• PROMPT:
Drop the pictures, then extract the listing word for word.

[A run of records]
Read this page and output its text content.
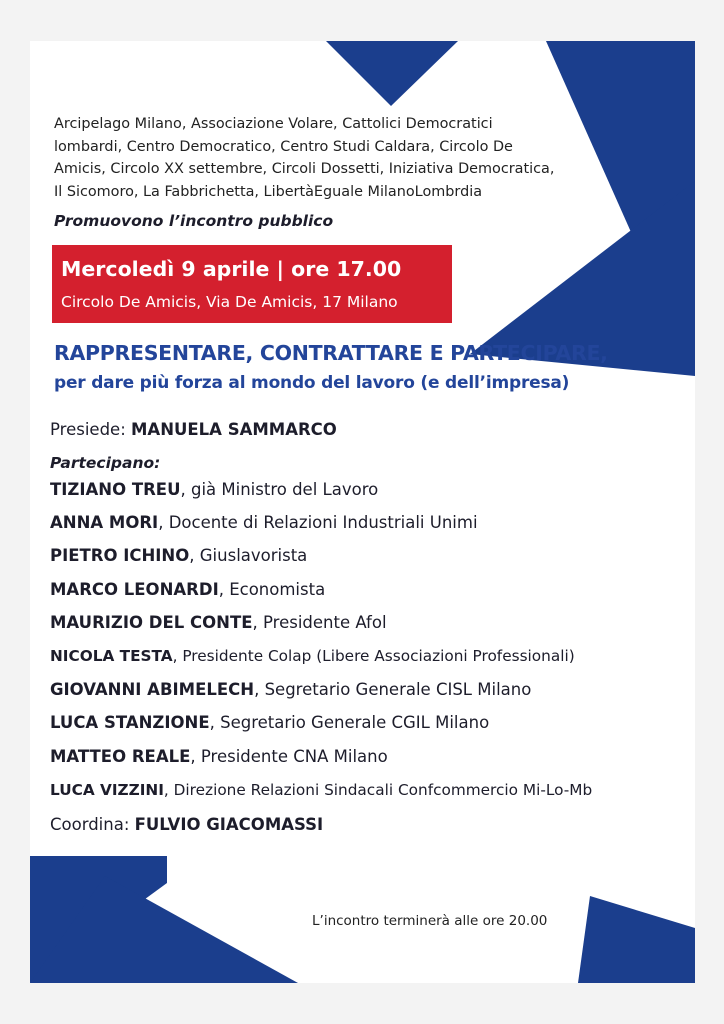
Arcipelago Milano, Associazione Volare, Cattolici Democratici
lombardi, Centro Democratico, Centro Studi Caldara, Circolo De
Amicis, Circolo XX settembre, Circoli Dossetti, Iniziativa Democratica,
Il Sicomoro, La Fabbrichetta, LibertàEguale MilanoLombrdia
Promuovono l’incontro pubblico
Mercoledì 9 aprile | ore 17.00
Circolo De Amicis, Via De Amicis, 17 Milano
RAPPRESENTARE, CONTRATTARE E PARTECIPARE,
per dare più forza al mondo del lavoro (e dell’impresa)
Presiede: MANUELA SAMMARCO
Partecipano:
TIZIANO TREU, già Ministro del Lavoro
ANNA MORI, Docente di Relazioni Industriali Unimi
PIETRO ICHINO, Giuslavorista
MARCO LEONARDI, Economista
MAURIZIO DEL CONTE, Presidente Afol
NICOLA TESTA, Presidente Colap (Libere Associazioni Professionali)
GIOVANNI ABIMELECH, Segretario Generale CISL Milano
LUCA STANZIONE, Segretario Generale CGIL Milano
MATTEO REALE, Presidente CNA Milano
LUCA VIZZINI, Direzione Relazioni Sindacali Confcommercio Mi-Lo-Mb
Coordina: FULVIO GIACOMASSI
L’incontro terminerà alle ore 20.00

• FINISHED EXERCISE:
Read this page and output its text content.
Arcipelago Milano, Associazione Volare, Cattolici Democratici
lombardi, Centro Democratico, Centro Studi Caldara, Circolo De
Amicis, Circolo XX settembre, Circoli Dossetti, Iniziativa Democratica,
Il Sicomoro, La Fabbrichetta, LibertàEguale MilanoLombrdia
Promuovono l’incontro pubblico
Mercoledì 9 aprile | ore 17.00
Circolo De Amicis, Via De Amicis, 17 Milano
RAPPRESENTARE, CONTRATTARE E PARTECIPARE,
per dare più forza al mondo del lavoro (e dell’impresa)
Presiede: MANUELA SAMMARCO
Partecipano:
TIZIANO TREU, già Ministro del Lavoro
ANNA MORI, Docente di Relazioni Industriali Unimi
PIETRO ICHINO, Giuslavorista
MARCO LEONARDI, Economista
MAURIZIO DEL CONTE, Presidente Afol
NICOLA TESTA, Presidente Colap (Libere Associazioni Professionali)
GIOVANNI ABIMELECH, Segretario Generale CISL Milano
LUCA STANZIONE, Segretario Generale CGIL Milano
MATTEO REALE, Presidente CNA Milano
LUCA VIZZINI, Direzione Relazioni Sindacali Confcommercio Mi-Lo-Mb
Coordina: FULVIO GIACOMASSI
L’incontro terminerà alle ore 20.00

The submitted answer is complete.